** Begin Excerpted data **

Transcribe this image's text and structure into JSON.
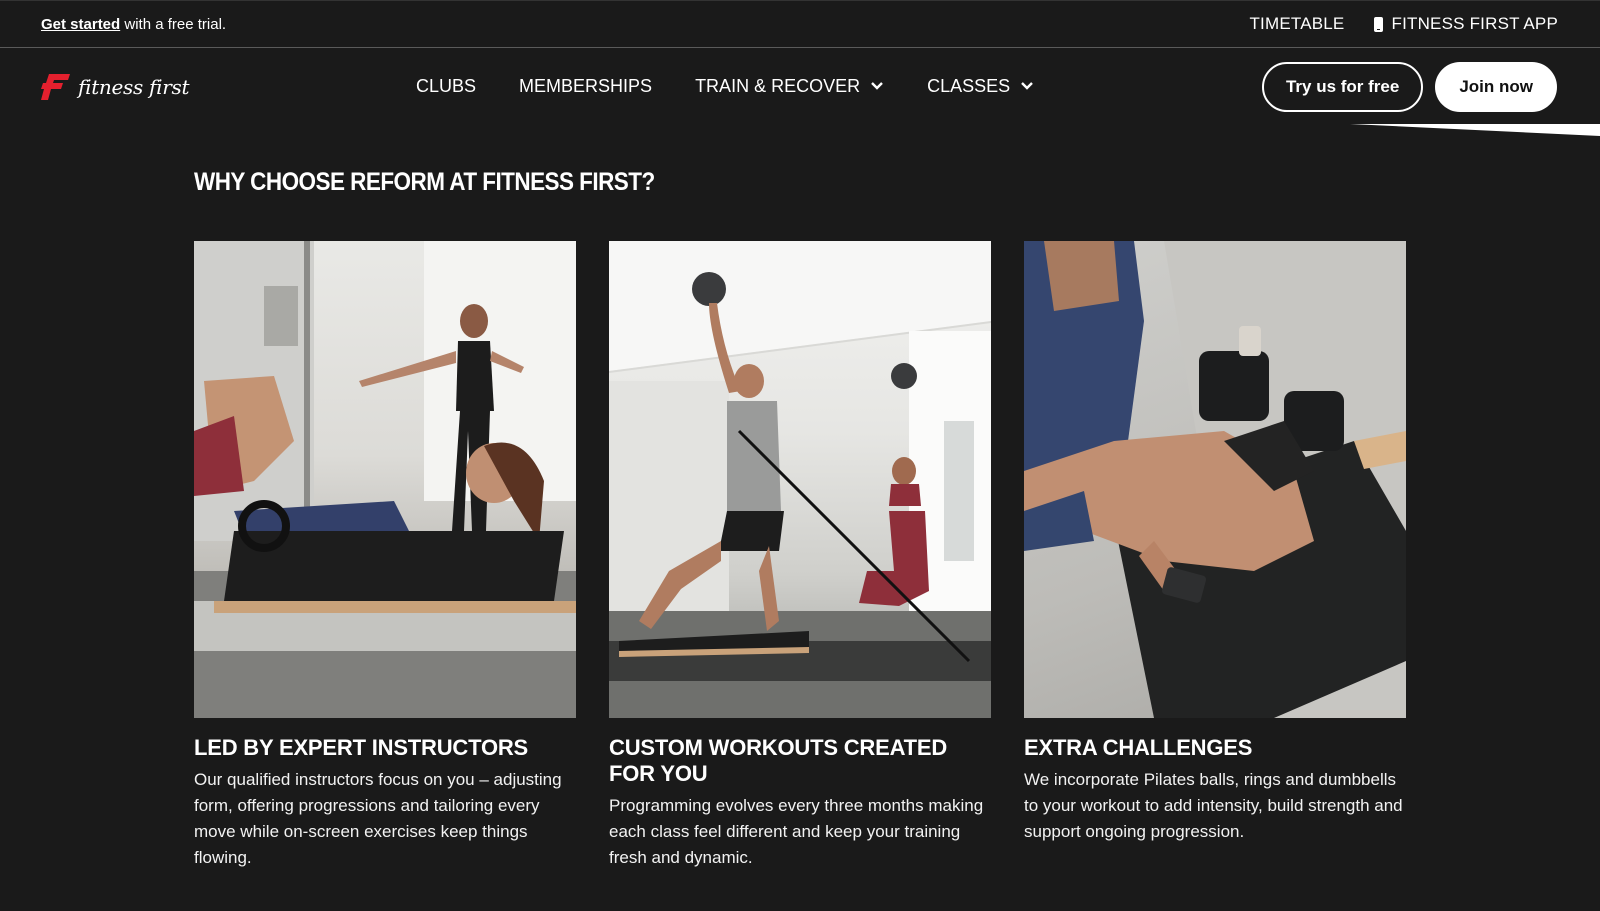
{
  "promo": {
    "link": "Get started",
    "text": " with a free trial."
  },
  "toplinks": {
    "timetable": "TIMETABLE",
    "app": "FITNESS FIRST APP"
  },
  "brand": {
    "name": "fitness first"
  },
  "nav": {
    "items": [
      {
        "label": "CLUBS",
        "has_dropdown": false
      },
      {
        "label": "MEMBERSHIPS",
        "has_dropdown": false
      },
      {
        "label": "TRAIN & RECOVER",
        "has_dropdown": true
      },
      {
        "label": "CLASSES",
        "has_dropdown": true
      }
    ],
    "try_label": "Try us for free",
    "join_label": "Join now"
  },
  "section": {
    "title": "WHY CHOOSE REFORM AT FITNESS FIRST?"
  },
  "cards": [
    {
      "title": "LED BY EXPERT INSTRUCTORS",
      "text": "Our qualified instructors focus on you – adjusting form, offering progressions and tailoring every move while on-screen exercises keep things flowing."
    },
    {
      "title": "CUSTOM WORKOUTS CREATED FOR YOU",
      "text": "Programming evolves every three months making each class feel different and keep your training fresh and dynamic."
    },
    {
      "title": "EXTRA CHALLENGES",
      "text": "We incorporate Pilates balls, rings and dumbbells to your workout to add intensity, build strength and support ongoing progression."
    }
  ],
  "colors": {
    "background": "#1a1a1a",
    "brand_red": "#e4202e",
    "text": "#ffffff"
  }
}
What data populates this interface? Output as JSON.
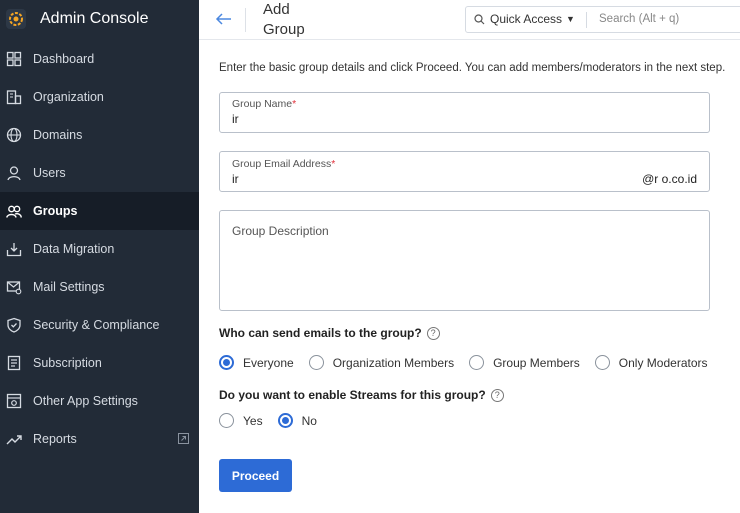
{
  "app": {
    "title": "Admin Console"
  },
  "sidebar": {
    "items": [
      {
        "label": "Dashboard",
        "icon": "dashboard-icon"
      },
      {
        "label": "Organization",
        "icon": "organization-icon"
      },
      {
        "label": "Domains",
        "icon": "globe-icon"
      },
      {
        "label": "Users",
        "icon": "user-icon"
      },
      {
        "label": "Groups",
        "icon": "group-icon",
        "active": true
      },
      {
        "label": "Data Migration",
        "icon": "migration-icon"
      },
      {
        "label": "Mail Settings",
        "icon": "mail-settings-icon"
      },
      {
        "label": "Security & Compliance",
        "icon": "shield-icon"
      },
      {
        "label": "Subscription",
        "icon": "subscription-icon"
      },
      {
        "label": "Other App Settings",
        "icon": "app-settings-icon"
      },
      {
        "label": "Reports",
        "icon": "reports-icon"
      }
    ]
  },
  "header": {
    "title": "Add Group",
    "quick_access": "Quick Access",
    "search_placeholder": "Search (Alt + q)"
  },
  "form": {
    "intro": "Enter the basic group details and click Proceed. You can add members/moderators in the next step.",
    "group_name_label": "Group Name",
    "group_name_value": "ir",
    "email_label": "Group Email Address",
    "email_value": "ir",
    "email_domain": "@r        o.co.id",
    "description_placeholder": "Group Description",
    "q_send": "Who can send emails to the group?",
    "send_options": [
      "Everyone",
      "Organization Members",
      "Group Members",
      "Only Moderators"
    ],
    "q_streams": "Do you want to enable Streams for this group?",
    "stream_options": [
      "Yes",
      "No"
    ],
    "proceed_label": "Proceed"
  },
  "colors": {
    "sidebar_bg": "#222b37",
    "accent": "#2d6bd6",
    "required": "#e0303a"
  }
}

** End Excerpted data **

Set problem ::
Filter the listing above by the word "JSON"; copy each line that passes.

Task response ::
Transcribe this image's text and structure into JSON.
What data populates this interface? Output as JSON.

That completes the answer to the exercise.